▶ Record extracts:
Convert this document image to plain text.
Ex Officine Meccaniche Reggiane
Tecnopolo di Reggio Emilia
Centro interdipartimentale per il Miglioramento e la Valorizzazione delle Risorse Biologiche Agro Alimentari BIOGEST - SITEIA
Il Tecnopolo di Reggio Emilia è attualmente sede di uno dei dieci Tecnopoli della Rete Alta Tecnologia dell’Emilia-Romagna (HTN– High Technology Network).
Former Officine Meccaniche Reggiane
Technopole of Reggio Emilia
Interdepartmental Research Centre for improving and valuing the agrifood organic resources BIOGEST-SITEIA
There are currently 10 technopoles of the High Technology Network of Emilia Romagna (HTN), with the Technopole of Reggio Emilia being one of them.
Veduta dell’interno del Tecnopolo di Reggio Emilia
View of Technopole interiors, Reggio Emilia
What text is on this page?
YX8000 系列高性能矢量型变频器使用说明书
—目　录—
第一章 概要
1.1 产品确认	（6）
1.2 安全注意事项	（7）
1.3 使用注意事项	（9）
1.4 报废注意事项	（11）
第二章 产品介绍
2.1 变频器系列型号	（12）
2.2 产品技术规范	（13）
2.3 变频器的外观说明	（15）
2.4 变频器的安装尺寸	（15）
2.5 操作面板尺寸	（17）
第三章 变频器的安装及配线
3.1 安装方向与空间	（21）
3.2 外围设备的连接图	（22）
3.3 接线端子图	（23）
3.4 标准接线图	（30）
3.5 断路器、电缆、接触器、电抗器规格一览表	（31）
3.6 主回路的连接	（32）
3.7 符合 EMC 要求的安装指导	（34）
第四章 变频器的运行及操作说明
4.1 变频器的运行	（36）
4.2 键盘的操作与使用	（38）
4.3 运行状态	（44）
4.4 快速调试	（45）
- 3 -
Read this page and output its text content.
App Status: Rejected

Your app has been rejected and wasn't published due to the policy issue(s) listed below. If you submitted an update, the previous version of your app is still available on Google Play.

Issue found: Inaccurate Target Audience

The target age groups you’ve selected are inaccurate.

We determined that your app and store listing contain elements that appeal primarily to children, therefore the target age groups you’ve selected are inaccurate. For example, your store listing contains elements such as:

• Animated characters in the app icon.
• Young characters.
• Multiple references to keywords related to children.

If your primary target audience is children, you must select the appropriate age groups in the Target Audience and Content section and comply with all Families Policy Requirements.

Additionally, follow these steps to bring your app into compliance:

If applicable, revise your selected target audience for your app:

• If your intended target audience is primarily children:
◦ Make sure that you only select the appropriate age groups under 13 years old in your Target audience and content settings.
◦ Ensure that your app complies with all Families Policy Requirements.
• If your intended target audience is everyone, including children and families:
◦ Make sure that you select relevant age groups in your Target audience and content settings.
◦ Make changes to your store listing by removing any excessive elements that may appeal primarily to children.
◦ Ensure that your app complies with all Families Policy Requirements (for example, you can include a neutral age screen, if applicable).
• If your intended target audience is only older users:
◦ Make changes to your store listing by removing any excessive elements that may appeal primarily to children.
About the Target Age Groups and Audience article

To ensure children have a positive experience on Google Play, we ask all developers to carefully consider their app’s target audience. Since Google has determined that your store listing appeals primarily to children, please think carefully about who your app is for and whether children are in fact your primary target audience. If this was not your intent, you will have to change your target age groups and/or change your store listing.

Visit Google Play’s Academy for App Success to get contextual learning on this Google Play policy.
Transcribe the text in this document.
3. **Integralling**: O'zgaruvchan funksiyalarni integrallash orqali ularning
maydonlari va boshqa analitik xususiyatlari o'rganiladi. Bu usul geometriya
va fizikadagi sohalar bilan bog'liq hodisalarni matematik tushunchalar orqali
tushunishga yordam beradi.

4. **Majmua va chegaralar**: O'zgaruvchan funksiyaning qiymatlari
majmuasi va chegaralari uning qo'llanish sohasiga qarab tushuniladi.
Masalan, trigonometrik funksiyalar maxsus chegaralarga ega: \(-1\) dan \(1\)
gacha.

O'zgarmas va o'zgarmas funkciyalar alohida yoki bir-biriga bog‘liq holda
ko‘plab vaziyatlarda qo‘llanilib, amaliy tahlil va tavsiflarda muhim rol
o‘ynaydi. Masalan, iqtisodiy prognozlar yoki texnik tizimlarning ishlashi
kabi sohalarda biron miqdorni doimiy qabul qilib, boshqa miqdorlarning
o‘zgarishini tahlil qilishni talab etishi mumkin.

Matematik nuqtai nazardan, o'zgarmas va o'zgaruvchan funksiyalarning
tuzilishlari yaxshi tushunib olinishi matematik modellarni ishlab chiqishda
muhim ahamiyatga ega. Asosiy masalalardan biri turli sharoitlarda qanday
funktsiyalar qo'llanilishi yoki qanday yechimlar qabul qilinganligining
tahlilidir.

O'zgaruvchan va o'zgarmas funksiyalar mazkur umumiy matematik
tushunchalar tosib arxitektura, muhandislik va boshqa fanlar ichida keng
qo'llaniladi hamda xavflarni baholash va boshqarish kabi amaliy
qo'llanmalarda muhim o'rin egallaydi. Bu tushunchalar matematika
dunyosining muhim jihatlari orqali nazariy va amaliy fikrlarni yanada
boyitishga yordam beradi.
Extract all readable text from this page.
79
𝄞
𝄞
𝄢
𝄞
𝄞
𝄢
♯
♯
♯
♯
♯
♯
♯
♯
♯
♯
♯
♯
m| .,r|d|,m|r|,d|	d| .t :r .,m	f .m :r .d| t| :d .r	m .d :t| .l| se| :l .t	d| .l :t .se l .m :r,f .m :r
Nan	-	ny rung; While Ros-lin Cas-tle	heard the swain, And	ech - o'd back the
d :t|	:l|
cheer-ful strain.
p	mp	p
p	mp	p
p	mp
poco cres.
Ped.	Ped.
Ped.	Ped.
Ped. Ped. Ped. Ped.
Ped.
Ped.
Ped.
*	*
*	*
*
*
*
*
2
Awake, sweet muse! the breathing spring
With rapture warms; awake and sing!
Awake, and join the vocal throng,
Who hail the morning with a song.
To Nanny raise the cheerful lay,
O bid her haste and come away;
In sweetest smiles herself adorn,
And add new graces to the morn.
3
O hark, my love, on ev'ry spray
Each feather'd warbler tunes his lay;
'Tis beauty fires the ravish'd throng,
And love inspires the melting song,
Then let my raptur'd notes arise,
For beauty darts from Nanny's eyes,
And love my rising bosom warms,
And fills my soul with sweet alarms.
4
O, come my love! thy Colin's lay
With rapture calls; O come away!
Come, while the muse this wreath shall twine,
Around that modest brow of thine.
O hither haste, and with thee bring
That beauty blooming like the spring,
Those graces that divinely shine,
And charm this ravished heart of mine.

▶ Your task: Copy out the full listing exactly.

▶ Task response:
Convert this document image to plain text.
Ex Officine Meccaniche Reggiane
Tecnopolo di Reggio Emilia
Centro interdipartimentale per il Miglioramento e la Valorizzazione delle Risorse Biologiche Agro Alimentari BIOGEST - SITEIA
Il Tecnopolo di Reggio Emilia è attualmente sede di uno dei dieci Tecnopoli della Rete Alta Tecnologia dell’Emilia-Romagna (HTN– High Technology Network).
Former Officine Meccaniche Reggiane
Technopole of Reggio Emilia
Interdepartmental Research Centre for improving and valuing the agrifood organic resources BIOGEST-SITEIA
There are currently 10 technopoles of the High Technology Network of Emilia Romagna (HTN), with the Technopole of Reggio Emilia being one of them.
Veduta dell’interno del Tecnopolo di Reggio Emilia
View of Technopole interiors, Reggio Emilia
What text is on this page?
YX8000 系列高性能矢量型变频器使用说明书
—目　录—
第一章 概要
1.1 产品确认	（6）
1.2 安全注意事项	（7）
1.3 使用注意事项	（9）
1.4 报废注意事项	（11）
第二章 产品介绍
2.1 变频器系列型号	（12）
2.2 产品技术规范	（13）
2.3 变频器的外观说明	（15）
2.4 变频器的安装尺寸	（15）
2.5 操作面板尺寸	（17）
第三章 变频器的安装及配线
3.1 安装方向与空间	（21）
3.2 外围设备的连接图	（22）
3.3 接线端子图	（23）
3.4 标准接线图	（30）
3.5 断路器、电缆、接触器、电抗器规格一览表	（31）
3.6 主回路的连接	（32）
3.7 符合 EMC 要求的安装指导	（34）
第四章 变频器的运行及操作说明
4.1 变频器的运行	（36）
4.2 键盘的操作与使用	（38）
4.3 运行状态	（44）
4.4 快速调试	（45）
- 3 -
Read this page and output its text content.
App Status: Rejected

Your app has been rejected and wasn't published due to the policy issue(s) listed below. If you submitted an update, the previous version of your app is still available on Google Play.

Issue found: Inaccurate Target Audience

The target age groups you’ve selected are inaccurate.

We determined that your app and store listing contain elements that appeal primarily to children, therefore the target age groups you’ve selected are inaccurate. For example, your store listing contains elements such as:

• Animated characters in the app icon.
• Young characters.
• Multiple references to keywords related to children.

If your primary target audience is children, you must select the appropriate age groups in the Target Audience and Content section and comply with all Families Policy Requirements.

Additionally, follow these steps to bring your app into compliance:

If applicable, revise your selected target audience for your app:

• If your intended target audience is primarily children:
◦ Make sure that you only select the appropriate age groups under 13 years old in your Target audience and content settings.
◦ Ensure that your app complies with all Families Policy Requirements.
• If your intended target audience is everyone, including children and families:
◦ Make sure that you select relevant age groups in your Target audience and content settings.
◦ Make changes to your store listing by removing any excessive elements that may appeal primarily to children.
◦ Ensure that your app complies with all Families Policy Requirements (for example, you can include a neutral age screen, if applicable).
• If your intended target audience is only older users:
◦ Make changes to your store listing by removing any excessive elements that may appeal primarily to children.
About the Target Age Groups and Audience article

To ensure children have a positive experience on Google Play, we ask all developers to carefully consider their app’s target audience. Since Google has determined that your store listing appeals primarily to children, please think carefully about who your app is for and whether children are in fact your primary target audience. If this was not your intent, you will have to change your target age groups and/or change your store listing.

Visit Google Play’s Academy for App Success to get contextual learning on this Google Play policy.
Transcribe the text in this document.
3. **Integralling**: O'zgaruvchan funksiyalarni integrallash orqali ularning
maydonlari va boshqa analitik xususiyatlari o'rganiladi. Bu usul geometriya
va fizikadagi sohalar bilan bog'liq hodisalarni matematik tushunchalar orqali
tushunishga yordam beradi.

4. **Majmua va chegaralar**: O'zgaruvchan funksiyaning qiymatlari
majmuasi va chegaralari uning qo'llanish sohasiga qarab tushuniladi.
Masalan, trigonometrik funksiyalar maxsus chegaralarga ega: \(-1\) dan \(1\)
gacha.

O'zgarmas va o'zgarmas funkciyalar alohida yoki bir-biriga bog‘liq holda
ko‘plab vaziyatlarda qo‘llanilib, amaliy tahlil va tavsiflarda muhim rol
o‘ynaydi. Masalan, iqtisodiy prognozlar yoki texnik tizimlarning ishlashi
kabi sohalarda biron miqdorni doimiy qabul qilib, boshqa miqdorlarning
o‘zgarishini tahlil qilishni talab etishi mumkin.

Matematik nuqtai nazardan, o'zgarmas va o'zgaruvchan funksiyalarning
tuzilishlari yaxshi tushunib olinishi matematik modellarni ishlab chiqishda
muhim ahamiyatga ega. Asosiy masalalardan biri turli sharoitlarda qanday
funktsiyalar qo'llanilishi yoki qanday yechimlar qabul qilinganligining
tahlilidir.

O'zgaruvchan va o'zgarmas funksiyalar mazkur umumiy matematik
tushunchalar tosib arxitektura, muhandislik va boshqa fanlar ichida keng
qo'llaniladi hamda xavflarni baholash va boshqarish kabi amaliy
qo'llanmalarda muhim o'rin egallaydi. Bu tushunchalar matematika
dunyosining muhim jihatlari orqali nazariy va amaliy fikrlarni yanada
boyitishga yordam beradi.
Extract all readable text from this page.
79
𝄞
𝄞
𝄢
𝄞
𝄞
𝄢
♯
♯
♯
♯
♯
♯
♯
♯
♯
♯
♯
♯
m| .,r|d|,m|r|,d|	d| .t :r .,m	f .m :r .d| t| :d .r	m .d :t| .l| se| :l .t	d| .l :t .se l .m :r,f .m :r
Nan	-	ny rung; While Ros-lin Cas-tle	heard the swain, And	ech - o'd back the
d :t|	:l|
cheer-ful strain.
p	mp	p
p	mp	p
p	mp
poco cres.
Ped.	Ped.
Ped.	Ped.
Ped. Ped. Ped. Ped.
Ped.
Ped.
Ped.
*	*
*	*
*
*
*
*
2
Awake, sweet muse! the breathing spring
With rapture warms; awake and sing!
Awake, and join the vocal throng,
Who hail the morning with a song.
To Nanny raise the cheerful lay,
O bid her haste and come away;
In sweetest smiles herself adorn,
And add new graces to the morn.
3
O hark, my love, on ev'ry spray
Each feather'd warbler tunes his lay;
'Tis beauty fires the ravish'd throng,
And love inspires the melting song,
Then let my raptur'd notes arise,
For beauty darts from Nanny's eyes,
And love my rising bosom warms,
And fills my soul with sweet alarms.
4
O, come my love! thy Colin's lay
With rapture calls; O come away!
Come, while the muse this wreath shall twine,
Around that modest brow of thine.
O hither haste, and with thee bring
That beauty blooming like the spring,
Those graces that divinely shine,
And charm this ravished heart of mine.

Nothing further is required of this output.